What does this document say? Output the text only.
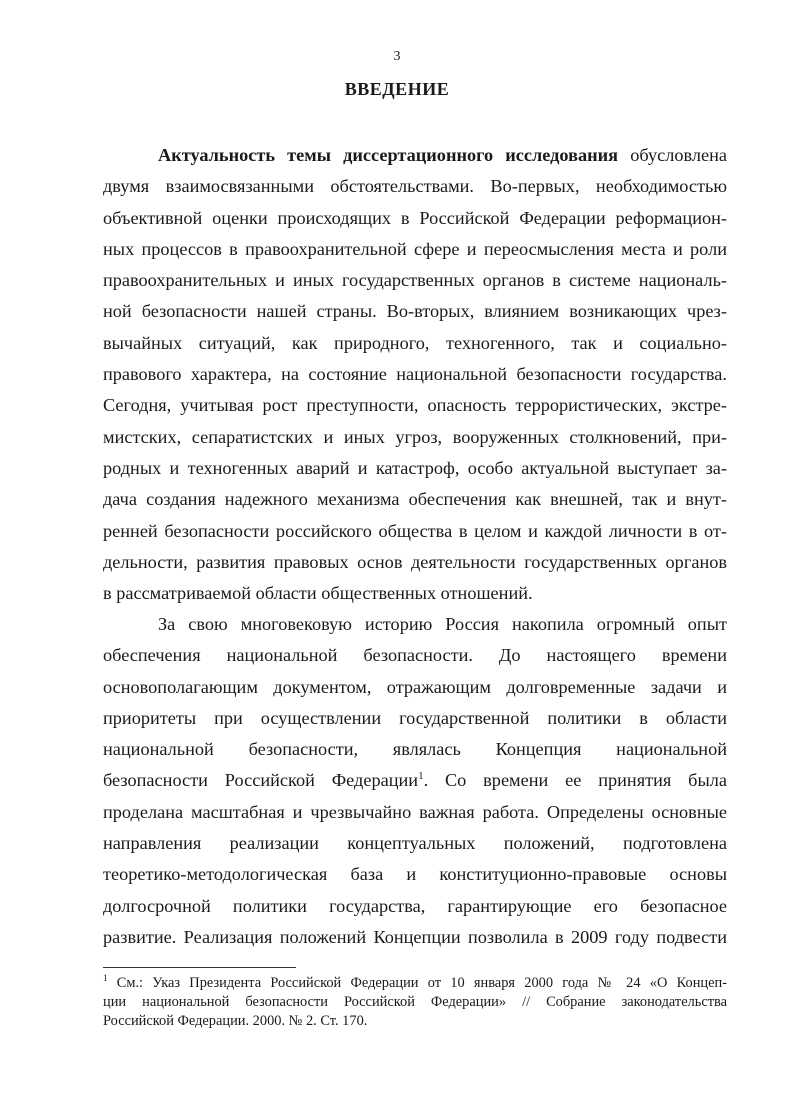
3
ВВЕДЕНИЕ
Актуальность темы диссертационного исследования обусловлена
двумя взаимосвязанными обстоятельствами. Во-первых, необходимостью
объективной оценки происходящих в Российской Федерации реформацион-
ных процессов в правоохранительной сфере и переосмысления места и роли
правоохранительных и иных государственных органов в системе националь-
ной безопасности нашей страны. Во-вторых, влиянием возникающих чрез-
вычайных ситуаций, как природного, техногенного, так и социально-
правового характера, на состояние национальной безопасности государства.
Сегодня, учитывая рост преступности, опасность террористических, экстре-
мистских, сепаратистских и иных угроз, вооруженных столкновений, при-
родных и техногенных аварий и катастроф, особо актуальной выступает за-
дача создания надежного механизма обеспечения как внешней, так и внут-
ренней безопасности российского общества в целом и каждой личности в от-
дельности, развития правовых основ деятельности государственных органов
в рассматриваемой области общественных отношений.
За свою многовековую историю Россия накопила огромный опыт
обеспечения национальной безопасности. До настоящего времени
основополагающим документом, отражающим долговременные задачи и
приоритеты при осуществлении государственной политики в области
национальной безопасности, являлась Концепция национальной
безопасности Российской Федерации$^1$. Со времени ее принятия была
проделана масштабная и чрезвычайно важная работа. Определены основные
направления реализации концептуальных положений, подготовлена
теоретико-методологическая база и конституционно-правовые основы
долгосрочной политики государства, гарантирующие его безопасное
развитие. Реализация положений Концепции позволила в 2009 году подвести
$^1$ См.: Указ Президента Российской Федерации от 10 января 2000 года № 24 «О Концеп-
ции национальной безопасности Российской Федерации» // Собрание законодательства
Российской Федерации. 2000. № 2. Ст. 170.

***

PROBLEM –
Transcribe the records above exactly, leaving out every picture.

ANSWER TO THIS TASK –
What does this document say? Output the text only.
3
ВВЕДЕНИЕ
Актуальность темы диссертационного исследования обусловлена
двумя взаимосвязанными обстоятельствами. Во-первых, необходимостью
объективной оценки происходящих в Российской Федерации реформацион-
ных процессов в правоохранительной сфере и переосмысления места и роли
правоохранительных и иных государственных органов в системе националь-
ной безопасности нашей страны. Во-вторых, влиянием возникающих чрез-
вычайных ситуаций, как природного, техногенного, так и социально-
правового характера, на состояние национальной безопасности государства.
Сегодня, учитывая рост преступности, опасность террористических, экстре-
мистских, сепаратистских и иных угроз, вооруженных столкновений, при-
родных и техногенных аварий и катастроф, особо актуальной выступает за-
дача создания надежного механизма обеспечения как внешней, так и внут-
ренней безопасности российского общества в целом и каждой личности в от-
дельности, развития правовых основ деятельности государственных органов
в рассматриваемой области общественных отношений.
За свою многовековую историю Россия накопила огромный опыт
обеспечения национальной безопасности. До настоящего времени
основополагающим документом, отражающим долговременные задачи и
приоритеты при осуществлении государственной политики в области
национальной безопасности, являлась Концепция национальной
безопасности Российской Федерации$^1$. Со времени ее принятия была
проделана масштабная и чрезвычайно важная работа. Определены основные
направления реализации концептуальных положений, подготовлена
теоретико-методологическая база и конституционно-правовые основы
долгосрочной политики государства, гарантирующие его безопасное
развитие. Реализация положений Концепции позволила в 2009 году подвести
$^1$ См.: Указ Президента Российской Федерации от 10 января 2000 года № 24 «О Концеп-
ции национальной безопасности Российской Федерации» // Собрание законодательства
Российской Федерации. 2000. № 2. Ст. 170.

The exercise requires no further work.